(Dataset listings of figures)
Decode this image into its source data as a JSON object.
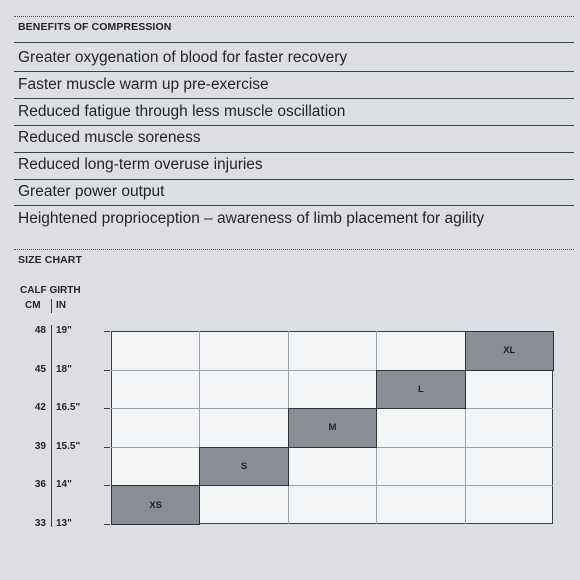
{
  "benefits": {
    "title": "BENEFITS OF COMPRESSION",
    "items": [
      "Greater oxygenation of blood for faster recovery",
      "Faster muscle warm up pre-exercise",
      "Reduced fatigue through less muscle oscillation",
      "Reduced muscle soreness",
      "Reduced long-term overuse injuries",
      "Greater power output",
      "Heightened proprioception – awareness of limb placement for agility"
    ]
  },
  "size_chart": {
    "title": "SIZE CHART",
    "axis_title": "CALF GIRTH",
    "col_cm": "CM",
    "col_in": "IN",
    "ticks_cm": [
      "48",
      "45",
      "42",
      "39",
      "36",
      "33"
    ],
    "ticks_in": [
      "19\"",
      "18\"",
      "16.5\"",
      "15.5\"",
      "14\"",
      "13\""
    ],
    "sizes": [
      "XS",
      "S",
      "M",
      "L",
      "XL"
    ]
  },
  "chart_data": {
    "type": "table",
    "title": "SIZE CHART",
    "ylabel": "CALF GIRTH",
    "y_ticks_cm": [
      48,
      45,
      42,
      39,
      36,
      33
    ],
    "y_ticks_in": [
      "19\"",
      "18\"",
      "16.5\"",
      "15.5\"",
      "14\"",
      "13\""
    ],
    "rows": [
      {
        "size": "XS",
        "calf_cm": [
          33,
          36
        ],
        "calf_in": [
          "13\"",
          "14\""
        ]
      },
      {
        "size": "S",
        "calf_cm": [
          36,
          39
        ],
        "calf_in": [
          "14\"",
          "15.5\""
        ]
      },
      {
        "size": "M",
        "calf_cm": [
          39,
          42
        ],
        "calf_in": [
          "15.5\"",
          "16.5\""
        ]
      },
      {
        "size": "L",
        "calf_cm": [
          42,
          45
        ],
        "calf_in": [
          "16.5\"",
          "18\""
        ]
      },
      {
        "size": "XL",
        "calf_cm": [
          45,
          48
        ],
        "calf_in": [
          "18\"",
          "19\""
        ]
      }
    ]
  }
}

(TASK BRIEF): Search the data above for lines holding "GIRTH" and copy each of them.

(OUTPUT BELOW):
    "axis_title": "CALF GIRTH",
    "ylabel": "CALF GIRTH",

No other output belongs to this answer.